» **Available data**

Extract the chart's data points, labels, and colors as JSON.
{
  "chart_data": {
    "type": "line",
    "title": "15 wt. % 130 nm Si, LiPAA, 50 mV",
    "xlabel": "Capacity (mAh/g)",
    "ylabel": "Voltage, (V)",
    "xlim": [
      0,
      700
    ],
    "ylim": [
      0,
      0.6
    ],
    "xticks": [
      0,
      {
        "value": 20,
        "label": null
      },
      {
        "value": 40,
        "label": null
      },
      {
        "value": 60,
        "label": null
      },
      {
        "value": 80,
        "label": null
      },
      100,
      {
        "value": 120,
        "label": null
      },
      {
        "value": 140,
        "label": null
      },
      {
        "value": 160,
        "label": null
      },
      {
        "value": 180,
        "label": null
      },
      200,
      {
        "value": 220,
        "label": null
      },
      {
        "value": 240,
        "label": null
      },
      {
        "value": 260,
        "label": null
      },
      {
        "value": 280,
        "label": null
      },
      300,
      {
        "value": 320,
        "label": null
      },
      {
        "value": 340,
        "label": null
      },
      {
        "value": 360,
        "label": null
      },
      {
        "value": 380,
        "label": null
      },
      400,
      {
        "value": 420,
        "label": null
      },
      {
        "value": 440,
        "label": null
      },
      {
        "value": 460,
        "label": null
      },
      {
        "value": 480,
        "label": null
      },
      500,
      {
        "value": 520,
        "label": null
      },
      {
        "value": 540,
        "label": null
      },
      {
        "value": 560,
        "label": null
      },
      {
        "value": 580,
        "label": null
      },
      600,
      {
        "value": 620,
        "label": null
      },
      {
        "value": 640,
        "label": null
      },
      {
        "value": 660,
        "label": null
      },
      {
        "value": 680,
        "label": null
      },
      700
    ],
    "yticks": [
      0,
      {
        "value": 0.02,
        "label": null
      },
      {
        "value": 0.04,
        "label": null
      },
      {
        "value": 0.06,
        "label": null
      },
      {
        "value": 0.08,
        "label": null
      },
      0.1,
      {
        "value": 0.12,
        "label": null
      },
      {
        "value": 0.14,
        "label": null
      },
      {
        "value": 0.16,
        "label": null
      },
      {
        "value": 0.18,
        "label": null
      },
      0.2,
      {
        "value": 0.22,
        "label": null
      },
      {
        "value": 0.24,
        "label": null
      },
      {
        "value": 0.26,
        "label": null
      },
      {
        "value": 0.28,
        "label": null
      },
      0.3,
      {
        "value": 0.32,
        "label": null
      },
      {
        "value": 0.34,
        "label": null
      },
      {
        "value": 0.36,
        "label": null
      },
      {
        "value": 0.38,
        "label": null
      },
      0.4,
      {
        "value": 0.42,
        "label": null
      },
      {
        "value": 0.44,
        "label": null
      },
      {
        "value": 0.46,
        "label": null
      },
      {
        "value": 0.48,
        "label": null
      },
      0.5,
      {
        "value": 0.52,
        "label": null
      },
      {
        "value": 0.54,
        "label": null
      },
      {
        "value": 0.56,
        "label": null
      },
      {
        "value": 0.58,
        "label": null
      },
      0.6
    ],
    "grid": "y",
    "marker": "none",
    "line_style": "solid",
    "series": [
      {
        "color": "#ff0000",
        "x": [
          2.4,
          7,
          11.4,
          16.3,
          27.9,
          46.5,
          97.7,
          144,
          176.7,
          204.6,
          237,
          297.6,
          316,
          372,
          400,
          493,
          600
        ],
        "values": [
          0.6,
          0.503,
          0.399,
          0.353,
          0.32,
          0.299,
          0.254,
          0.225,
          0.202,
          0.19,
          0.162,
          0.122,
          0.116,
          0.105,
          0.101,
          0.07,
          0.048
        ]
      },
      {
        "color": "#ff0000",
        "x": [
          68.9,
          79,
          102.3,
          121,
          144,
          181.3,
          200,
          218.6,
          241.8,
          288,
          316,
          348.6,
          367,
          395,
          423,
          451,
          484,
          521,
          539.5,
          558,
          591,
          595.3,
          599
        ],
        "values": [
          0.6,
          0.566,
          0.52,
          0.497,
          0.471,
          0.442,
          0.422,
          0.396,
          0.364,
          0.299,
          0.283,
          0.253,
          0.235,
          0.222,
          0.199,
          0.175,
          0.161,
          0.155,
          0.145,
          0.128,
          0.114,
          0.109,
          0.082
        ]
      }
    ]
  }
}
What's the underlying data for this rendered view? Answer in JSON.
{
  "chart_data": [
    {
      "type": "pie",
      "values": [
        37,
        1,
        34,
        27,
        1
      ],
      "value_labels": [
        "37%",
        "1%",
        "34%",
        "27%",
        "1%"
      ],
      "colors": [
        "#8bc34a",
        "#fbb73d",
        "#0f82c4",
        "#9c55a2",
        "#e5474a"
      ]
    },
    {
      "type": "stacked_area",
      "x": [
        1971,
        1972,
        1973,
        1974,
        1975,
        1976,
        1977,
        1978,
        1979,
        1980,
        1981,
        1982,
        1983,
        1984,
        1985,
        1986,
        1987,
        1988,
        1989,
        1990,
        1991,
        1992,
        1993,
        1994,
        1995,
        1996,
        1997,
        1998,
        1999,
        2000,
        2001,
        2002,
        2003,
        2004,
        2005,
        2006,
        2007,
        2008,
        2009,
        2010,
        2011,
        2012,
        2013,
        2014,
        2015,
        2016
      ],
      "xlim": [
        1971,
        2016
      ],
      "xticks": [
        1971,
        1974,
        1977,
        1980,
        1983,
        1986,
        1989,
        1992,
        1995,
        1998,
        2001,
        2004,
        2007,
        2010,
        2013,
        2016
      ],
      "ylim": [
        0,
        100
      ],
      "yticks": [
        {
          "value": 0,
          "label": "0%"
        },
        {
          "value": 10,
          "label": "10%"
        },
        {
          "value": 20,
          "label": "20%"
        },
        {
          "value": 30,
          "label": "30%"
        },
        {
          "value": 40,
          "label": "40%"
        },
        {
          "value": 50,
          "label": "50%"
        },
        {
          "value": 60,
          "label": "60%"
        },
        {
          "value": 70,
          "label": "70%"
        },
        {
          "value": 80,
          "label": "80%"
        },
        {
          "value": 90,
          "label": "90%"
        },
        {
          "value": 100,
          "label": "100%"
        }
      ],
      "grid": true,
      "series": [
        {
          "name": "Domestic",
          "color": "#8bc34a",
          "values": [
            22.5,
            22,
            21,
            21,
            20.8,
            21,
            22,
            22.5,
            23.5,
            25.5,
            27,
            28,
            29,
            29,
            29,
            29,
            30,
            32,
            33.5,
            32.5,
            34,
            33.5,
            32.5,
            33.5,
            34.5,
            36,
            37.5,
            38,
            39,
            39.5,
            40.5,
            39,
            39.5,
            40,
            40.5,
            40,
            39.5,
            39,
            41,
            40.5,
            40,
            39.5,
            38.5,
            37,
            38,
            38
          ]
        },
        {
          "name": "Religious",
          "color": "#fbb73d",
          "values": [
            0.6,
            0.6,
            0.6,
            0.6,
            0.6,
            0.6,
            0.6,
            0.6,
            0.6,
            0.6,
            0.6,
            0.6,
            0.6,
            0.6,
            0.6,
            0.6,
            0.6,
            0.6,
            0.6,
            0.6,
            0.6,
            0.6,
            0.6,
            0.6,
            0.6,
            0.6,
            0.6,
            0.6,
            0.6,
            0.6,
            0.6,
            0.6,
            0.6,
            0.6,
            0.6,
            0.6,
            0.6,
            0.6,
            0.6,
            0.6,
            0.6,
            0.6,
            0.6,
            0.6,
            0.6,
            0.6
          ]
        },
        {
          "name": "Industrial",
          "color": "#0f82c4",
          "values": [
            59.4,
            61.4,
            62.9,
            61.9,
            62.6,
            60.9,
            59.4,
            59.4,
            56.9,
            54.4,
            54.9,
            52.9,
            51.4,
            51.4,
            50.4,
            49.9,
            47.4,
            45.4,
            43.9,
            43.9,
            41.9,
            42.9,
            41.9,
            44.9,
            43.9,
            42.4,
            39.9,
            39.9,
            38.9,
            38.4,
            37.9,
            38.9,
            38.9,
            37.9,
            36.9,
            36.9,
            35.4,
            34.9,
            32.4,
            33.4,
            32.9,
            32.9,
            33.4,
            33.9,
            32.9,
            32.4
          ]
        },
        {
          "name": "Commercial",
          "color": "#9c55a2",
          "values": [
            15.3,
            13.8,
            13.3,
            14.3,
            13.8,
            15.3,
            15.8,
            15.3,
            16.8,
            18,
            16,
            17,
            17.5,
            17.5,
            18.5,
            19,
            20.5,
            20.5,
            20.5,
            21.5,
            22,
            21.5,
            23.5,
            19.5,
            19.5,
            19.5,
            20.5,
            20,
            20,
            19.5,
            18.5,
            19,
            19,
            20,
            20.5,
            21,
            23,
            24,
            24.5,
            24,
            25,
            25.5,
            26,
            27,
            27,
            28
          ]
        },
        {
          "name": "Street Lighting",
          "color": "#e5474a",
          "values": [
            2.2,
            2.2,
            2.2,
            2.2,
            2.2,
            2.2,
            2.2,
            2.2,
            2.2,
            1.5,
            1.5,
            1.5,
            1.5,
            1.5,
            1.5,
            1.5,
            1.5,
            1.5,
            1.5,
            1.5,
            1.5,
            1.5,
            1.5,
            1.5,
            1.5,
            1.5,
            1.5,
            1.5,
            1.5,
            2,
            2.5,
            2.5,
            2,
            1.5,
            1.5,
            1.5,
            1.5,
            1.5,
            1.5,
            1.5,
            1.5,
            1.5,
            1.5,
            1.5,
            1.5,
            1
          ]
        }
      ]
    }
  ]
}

» **What to produce**
Locate all lines holding the word "colors", then copy them out.

» **Full output**
Extract the chart's data points, labels, and colors as JSON.
      "colors": [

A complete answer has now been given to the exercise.